* **Provided records**:
** Begin **

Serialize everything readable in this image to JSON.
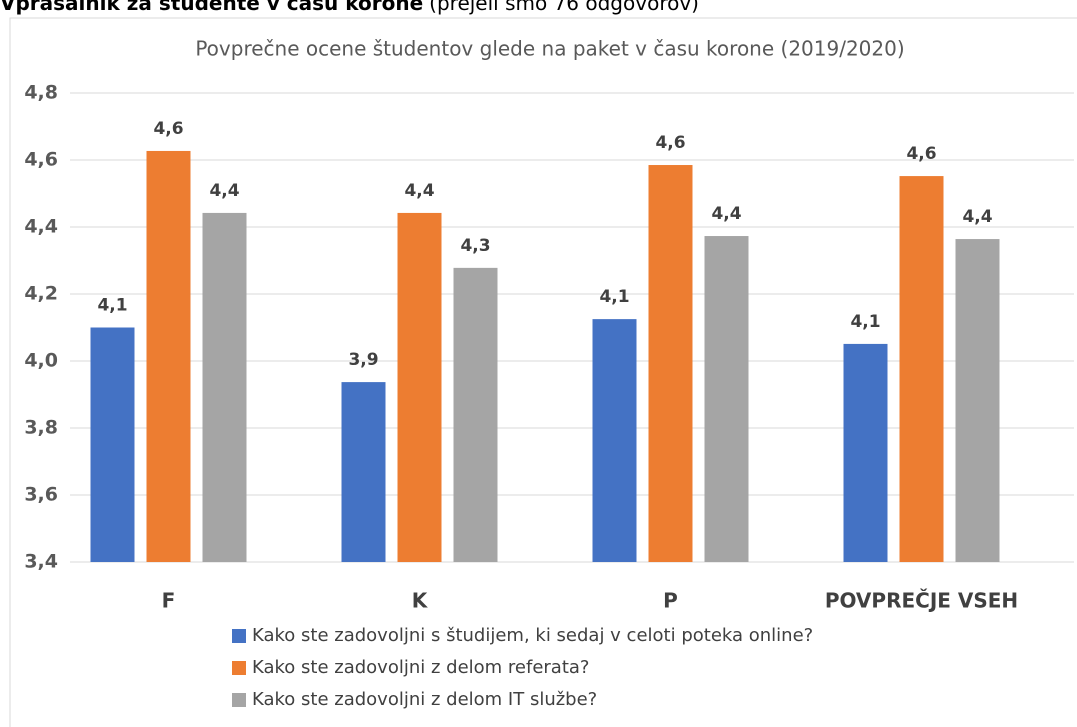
{
  "heading": {
    "bold": "Vprašalnik za študente v času korone",
    "rest": "(prejeli smo 76 odgovorov)"
  },
  "chart_data": {
    "type": "bar",
    "title": "Povprečne ocene študentov glede na paket v času korone (2019/2020)",
    "categories": [
      "F",
      "K",
      "P",
      "POVPREČJE VSEH"
    ],
    "series": [
      {
        "name": "Kako ste zadovoljni s študijem, ki sedaj v celoti poteka online?",
        "color": "#4472c4",
        "values": [
          4.1,
          3.937,
          4.125,
          4.051
        ],
        "value_labels": [
          "4,1",
          "3,9",
          "4,1",
          "4,1"
        ]
      },
      {
        "name": "Kako ste zadovoljni z delom referata?",
        "color": "#ed7d31",
        "values": [
          4.627,
          4.442,
          4.585,
          4.552
        ],
        "value_labels": [
          "4,6",
          "4,4",
          "4,6",
          "4,6"
        ]
      },
      {
        "name": "Kako ste zadovoljni z delom IT službe?",
        "color": "#a5a5a5",
        "values": [
          4.442,
          4.278,
          4.373,
          4.364
        ],
        "value_labels": [
          "4,4",
          "4,3",
          "4,4",
          "4,4"
        ]
      }
    ],
    "ylim": [
      3.4,
      4.8
    ],
    "yticks": [
      {
        "value": 3.4,
        "label": "3,4"
      },
      {
        "value": 3.6,
        "label": "3,6"
      },
      {
        "value": 3.8,
        "label": "3,8"
      },
      {
        "value": 4.0,
        "label": "4,0"
      },
      {
        "value": 4.2,
        "label": "4,2"
      },
      {
        "value": 4.4,
        "label": "4,4"
      },
      {
        "value": 4.6,
        "label": "4,6"
      },
      {
        "value": 4.8,
        "label": "4,8"
      }
    ],
    "grid": true,
    "legend": "bottom"
  }
}
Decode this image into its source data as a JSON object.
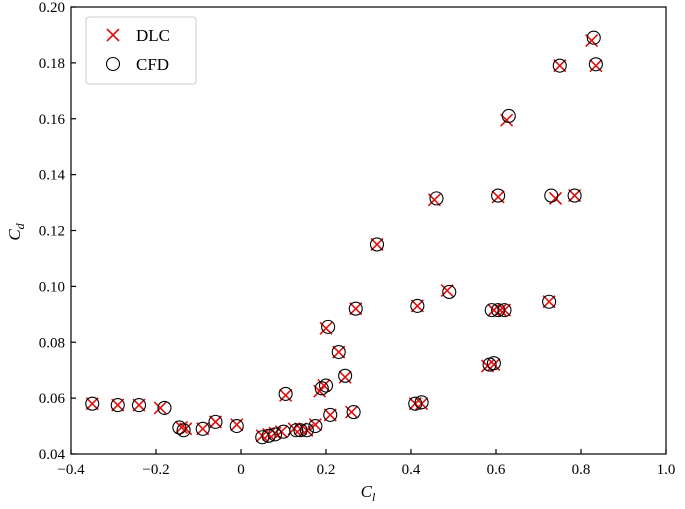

** End **

* **Short problem**:
The word "Kako" appears in how many lines of the data? Answer with only the number.

* **Written answer**:
3